[DIRECTION]
State the number of lines in these records holding "form". Say nothing more.

[SUPPLIED RECORDS]
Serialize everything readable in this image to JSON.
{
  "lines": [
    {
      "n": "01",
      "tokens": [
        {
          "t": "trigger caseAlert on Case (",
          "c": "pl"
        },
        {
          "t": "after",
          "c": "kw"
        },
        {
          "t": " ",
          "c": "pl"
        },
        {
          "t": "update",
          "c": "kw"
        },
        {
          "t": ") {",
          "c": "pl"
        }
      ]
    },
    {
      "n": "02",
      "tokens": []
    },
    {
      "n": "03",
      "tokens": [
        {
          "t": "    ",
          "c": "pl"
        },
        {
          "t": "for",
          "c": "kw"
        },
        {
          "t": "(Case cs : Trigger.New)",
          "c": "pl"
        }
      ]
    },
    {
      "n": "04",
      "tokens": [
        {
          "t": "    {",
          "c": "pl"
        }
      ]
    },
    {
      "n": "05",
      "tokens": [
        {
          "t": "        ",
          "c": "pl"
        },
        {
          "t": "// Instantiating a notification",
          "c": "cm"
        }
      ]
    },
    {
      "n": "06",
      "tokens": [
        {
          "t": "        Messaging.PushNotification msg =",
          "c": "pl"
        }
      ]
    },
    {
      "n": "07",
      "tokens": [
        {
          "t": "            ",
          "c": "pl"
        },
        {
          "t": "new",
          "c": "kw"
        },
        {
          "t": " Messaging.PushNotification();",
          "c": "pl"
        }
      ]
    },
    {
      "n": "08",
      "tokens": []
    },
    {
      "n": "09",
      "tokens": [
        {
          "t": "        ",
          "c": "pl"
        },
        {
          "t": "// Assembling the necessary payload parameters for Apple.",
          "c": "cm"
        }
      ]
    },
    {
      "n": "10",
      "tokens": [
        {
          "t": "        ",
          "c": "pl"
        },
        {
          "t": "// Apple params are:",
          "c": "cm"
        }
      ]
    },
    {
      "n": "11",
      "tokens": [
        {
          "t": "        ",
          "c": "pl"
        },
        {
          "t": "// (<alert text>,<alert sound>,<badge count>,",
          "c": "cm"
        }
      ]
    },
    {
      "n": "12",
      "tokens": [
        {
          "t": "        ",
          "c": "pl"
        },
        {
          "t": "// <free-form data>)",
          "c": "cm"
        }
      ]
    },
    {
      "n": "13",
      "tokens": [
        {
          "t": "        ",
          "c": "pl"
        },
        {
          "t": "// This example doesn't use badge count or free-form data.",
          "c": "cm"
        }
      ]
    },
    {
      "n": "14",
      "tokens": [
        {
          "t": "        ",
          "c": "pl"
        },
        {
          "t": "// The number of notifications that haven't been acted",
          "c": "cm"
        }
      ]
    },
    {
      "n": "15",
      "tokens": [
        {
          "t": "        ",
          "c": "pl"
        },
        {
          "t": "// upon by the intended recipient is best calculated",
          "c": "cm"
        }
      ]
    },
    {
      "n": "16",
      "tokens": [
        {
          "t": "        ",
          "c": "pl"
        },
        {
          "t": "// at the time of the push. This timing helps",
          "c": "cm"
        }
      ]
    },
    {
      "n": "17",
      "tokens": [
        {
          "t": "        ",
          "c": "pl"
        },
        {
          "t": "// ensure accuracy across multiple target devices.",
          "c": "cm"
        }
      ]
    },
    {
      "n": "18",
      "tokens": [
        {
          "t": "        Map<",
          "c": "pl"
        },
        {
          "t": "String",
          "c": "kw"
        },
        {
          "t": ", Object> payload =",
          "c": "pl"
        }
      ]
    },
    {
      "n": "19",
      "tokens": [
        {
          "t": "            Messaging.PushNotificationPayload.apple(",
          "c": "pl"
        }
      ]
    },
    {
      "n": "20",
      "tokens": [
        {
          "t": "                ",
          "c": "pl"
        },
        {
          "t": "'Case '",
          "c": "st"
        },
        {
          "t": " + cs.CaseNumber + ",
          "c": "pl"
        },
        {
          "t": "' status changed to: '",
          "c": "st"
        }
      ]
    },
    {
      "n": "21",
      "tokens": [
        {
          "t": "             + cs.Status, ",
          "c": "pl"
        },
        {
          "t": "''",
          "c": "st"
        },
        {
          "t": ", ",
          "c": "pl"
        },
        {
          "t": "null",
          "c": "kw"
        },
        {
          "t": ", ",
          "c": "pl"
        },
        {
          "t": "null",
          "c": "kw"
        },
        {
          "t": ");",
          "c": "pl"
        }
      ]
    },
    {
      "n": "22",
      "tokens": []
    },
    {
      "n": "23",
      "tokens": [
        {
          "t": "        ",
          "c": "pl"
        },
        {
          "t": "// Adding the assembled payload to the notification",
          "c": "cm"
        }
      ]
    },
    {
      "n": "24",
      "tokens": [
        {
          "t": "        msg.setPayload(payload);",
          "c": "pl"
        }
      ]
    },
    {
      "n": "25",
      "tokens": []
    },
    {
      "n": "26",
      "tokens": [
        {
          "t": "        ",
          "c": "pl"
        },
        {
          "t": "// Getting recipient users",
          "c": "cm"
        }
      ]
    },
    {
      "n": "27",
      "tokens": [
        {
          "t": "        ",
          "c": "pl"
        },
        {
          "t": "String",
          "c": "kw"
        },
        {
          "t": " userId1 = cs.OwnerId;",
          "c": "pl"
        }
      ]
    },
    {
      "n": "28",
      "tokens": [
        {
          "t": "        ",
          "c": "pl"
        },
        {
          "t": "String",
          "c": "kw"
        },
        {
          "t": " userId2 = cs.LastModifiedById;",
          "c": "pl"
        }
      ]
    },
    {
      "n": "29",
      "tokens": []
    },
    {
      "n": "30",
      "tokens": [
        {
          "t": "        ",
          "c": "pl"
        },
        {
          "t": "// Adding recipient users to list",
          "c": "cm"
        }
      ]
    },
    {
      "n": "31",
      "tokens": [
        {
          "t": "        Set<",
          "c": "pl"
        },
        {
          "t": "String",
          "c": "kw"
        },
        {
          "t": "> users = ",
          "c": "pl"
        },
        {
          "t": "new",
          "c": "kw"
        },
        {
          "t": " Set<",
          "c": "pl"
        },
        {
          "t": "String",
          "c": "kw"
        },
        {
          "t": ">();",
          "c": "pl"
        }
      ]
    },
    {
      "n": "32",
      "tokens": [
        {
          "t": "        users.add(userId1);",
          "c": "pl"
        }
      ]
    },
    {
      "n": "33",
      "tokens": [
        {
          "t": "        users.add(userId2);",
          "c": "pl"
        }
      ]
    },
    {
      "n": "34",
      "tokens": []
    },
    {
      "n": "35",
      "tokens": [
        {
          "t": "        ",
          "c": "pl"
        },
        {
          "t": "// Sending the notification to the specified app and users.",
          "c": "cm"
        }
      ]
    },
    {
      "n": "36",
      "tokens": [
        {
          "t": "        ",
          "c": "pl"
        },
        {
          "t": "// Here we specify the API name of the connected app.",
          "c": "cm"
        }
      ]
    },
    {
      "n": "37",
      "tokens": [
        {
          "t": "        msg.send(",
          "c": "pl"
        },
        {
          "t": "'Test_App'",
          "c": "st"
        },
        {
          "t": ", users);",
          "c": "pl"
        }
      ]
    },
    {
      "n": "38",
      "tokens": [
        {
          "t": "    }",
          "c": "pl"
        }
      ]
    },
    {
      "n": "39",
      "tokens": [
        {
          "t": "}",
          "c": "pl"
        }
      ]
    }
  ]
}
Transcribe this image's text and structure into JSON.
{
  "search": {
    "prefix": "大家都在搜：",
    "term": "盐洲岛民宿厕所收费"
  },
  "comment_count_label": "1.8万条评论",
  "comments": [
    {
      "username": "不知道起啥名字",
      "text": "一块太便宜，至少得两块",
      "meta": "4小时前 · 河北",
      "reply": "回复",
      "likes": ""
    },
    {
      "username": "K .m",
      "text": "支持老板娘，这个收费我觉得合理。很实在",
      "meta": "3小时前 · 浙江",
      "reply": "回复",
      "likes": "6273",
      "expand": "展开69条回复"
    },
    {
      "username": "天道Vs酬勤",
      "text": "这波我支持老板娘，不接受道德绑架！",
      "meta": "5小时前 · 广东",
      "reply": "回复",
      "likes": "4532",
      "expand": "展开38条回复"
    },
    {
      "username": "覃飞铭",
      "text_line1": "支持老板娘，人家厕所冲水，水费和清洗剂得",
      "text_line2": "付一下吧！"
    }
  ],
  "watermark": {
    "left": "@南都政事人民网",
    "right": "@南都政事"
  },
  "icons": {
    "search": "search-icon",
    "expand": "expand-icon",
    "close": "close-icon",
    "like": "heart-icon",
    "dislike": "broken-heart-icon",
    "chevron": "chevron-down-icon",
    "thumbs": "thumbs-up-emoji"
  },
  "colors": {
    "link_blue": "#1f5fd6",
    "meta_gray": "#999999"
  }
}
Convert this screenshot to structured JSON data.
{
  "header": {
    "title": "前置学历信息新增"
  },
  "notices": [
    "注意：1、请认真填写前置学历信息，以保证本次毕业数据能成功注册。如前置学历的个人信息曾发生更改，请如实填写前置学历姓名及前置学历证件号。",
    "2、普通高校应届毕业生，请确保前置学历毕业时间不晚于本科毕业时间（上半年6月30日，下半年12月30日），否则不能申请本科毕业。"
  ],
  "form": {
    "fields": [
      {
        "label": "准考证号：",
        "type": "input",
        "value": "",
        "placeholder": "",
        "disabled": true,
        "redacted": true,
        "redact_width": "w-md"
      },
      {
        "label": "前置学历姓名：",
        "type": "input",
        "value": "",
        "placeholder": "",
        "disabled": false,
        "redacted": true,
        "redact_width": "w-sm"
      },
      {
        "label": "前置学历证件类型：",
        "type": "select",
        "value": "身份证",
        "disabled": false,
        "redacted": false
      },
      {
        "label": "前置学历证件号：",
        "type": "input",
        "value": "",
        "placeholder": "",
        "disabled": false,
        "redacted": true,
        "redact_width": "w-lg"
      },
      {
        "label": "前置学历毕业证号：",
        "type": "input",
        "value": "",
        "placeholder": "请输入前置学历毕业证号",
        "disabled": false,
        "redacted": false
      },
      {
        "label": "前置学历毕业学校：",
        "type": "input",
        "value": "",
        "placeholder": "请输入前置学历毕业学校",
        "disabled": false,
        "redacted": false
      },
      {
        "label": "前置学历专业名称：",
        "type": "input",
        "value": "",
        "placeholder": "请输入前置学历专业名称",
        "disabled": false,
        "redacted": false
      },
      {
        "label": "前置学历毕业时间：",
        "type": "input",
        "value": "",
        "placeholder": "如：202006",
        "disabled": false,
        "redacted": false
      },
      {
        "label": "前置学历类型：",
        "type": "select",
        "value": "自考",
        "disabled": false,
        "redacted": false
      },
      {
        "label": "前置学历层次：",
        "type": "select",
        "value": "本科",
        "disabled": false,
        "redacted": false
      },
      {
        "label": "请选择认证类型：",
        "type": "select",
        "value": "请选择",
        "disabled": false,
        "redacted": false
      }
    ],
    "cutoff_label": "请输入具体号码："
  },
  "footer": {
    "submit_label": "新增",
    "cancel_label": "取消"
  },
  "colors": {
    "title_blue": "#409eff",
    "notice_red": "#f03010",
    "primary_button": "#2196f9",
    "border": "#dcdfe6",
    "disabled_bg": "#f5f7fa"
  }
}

[CORRECT RESULT]
3